§ DIRECTION: Collect each line of the entries that holds the string "Shelter".

——————————

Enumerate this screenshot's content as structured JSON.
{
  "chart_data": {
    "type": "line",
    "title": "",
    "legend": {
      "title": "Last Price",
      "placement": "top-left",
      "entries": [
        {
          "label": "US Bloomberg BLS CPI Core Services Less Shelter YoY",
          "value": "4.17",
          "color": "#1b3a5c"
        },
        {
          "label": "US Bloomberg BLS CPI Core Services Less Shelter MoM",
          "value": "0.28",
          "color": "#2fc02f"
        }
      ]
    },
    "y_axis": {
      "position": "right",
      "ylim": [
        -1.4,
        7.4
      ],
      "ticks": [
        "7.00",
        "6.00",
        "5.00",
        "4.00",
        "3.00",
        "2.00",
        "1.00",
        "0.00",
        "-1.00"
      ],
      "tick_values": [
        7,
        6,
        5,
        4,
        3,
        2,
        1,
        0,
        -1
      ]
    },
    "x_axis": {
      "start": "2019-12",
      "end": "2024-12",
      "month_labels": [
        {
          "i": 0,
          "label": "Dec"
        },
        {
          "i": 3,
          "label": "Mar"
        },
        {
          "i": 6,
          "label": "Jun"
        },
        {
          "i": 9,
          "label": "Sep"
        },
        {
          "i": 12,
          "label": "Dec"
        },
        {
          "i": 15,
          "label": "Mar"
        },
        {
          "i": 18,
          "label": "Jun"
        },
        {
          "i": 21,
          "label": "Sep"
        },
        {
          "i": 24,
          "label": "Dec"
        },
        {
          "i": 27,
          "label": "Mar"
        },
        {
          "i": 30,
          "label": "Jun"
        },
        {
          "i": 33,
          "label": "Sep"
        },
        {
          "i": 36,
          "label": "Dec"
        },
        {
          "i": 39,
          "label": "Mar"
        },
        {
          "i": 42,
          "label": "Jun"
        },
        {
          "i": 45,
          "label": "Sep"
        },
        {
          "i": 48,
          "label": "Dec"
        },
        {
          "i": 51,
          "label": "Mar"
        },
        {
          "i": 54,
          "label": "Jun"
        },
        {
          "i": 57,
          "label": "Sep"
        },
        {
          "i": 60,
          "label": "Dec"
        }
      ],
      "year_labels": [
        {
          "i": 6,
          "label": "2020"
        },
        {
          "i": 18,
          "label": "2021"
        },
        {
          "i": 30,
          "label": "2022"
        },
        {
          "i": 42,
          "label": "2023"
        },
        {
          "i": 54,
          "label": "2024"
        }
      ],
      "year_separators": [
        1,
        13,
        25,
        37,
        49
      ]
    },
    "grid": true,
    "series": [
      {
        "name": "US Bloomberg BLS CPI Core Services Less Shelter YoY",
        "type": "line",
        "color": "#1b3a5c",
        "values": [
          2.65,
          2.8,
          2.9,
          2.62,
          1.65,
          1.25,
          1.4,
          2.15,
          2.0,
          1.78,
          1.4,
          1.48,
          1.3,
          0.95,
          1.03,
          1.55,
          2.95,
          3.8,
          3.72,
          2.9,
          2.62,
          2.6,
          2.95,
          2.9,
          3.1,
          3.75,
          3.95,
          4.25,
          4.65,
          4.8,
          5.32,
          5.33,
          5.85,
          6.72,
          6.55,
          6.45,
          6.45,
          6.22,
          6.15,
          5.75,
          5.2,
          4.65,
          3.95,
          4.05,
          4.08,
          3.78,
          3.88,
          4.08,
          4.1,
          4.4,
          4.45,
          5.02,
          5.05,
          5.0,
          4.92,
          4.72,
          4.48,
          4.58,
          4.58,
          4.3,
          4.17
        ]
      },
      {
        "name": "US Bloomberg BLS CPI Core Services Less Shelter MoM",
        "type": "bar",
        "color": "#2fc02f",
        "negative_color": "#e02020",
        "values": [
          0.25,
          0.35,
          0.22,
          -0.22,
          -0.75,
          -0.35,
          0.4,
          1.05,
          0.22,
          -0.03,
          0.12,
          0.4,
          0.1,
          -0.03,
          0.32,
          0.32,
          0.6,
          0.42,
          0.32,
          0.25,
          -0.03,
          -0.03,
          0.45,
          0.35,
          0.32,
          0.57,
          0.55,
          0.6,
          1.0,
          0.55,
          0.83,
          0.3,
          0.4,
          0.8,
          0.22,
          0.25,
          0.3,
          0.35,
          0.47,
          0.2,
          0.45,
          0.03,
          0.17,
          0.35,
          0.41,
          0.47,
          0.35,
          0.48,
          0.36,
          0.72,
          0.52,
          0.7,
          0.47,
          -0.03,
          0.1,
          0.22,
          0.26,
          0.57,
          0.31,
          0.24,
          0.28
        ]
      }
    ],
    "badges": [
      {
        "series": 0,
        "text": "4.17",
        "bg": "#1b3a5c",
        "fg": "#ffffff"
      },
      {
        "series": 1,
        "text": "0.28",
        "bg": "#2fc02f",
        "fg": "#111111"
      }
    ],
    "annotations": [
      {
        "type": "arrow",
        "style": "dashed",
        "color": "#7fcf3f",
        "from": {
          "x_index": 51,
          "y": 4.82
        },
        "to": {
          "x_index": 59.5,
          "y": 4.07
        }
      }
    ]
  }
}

——————————

§ TASK RESULT:
          "label": "US Bloomberg BLS CPI Core Services Less Shelter YoY",
          "label": "US Bloomberg BLS CPI Core Services Less Shelter MoM",
        "name": "US Bloomberg BLS CPI Core Services Less Shelter YoY",
        "name": "US Bloomberg BLS CPI Core Services Less Shelter MoM",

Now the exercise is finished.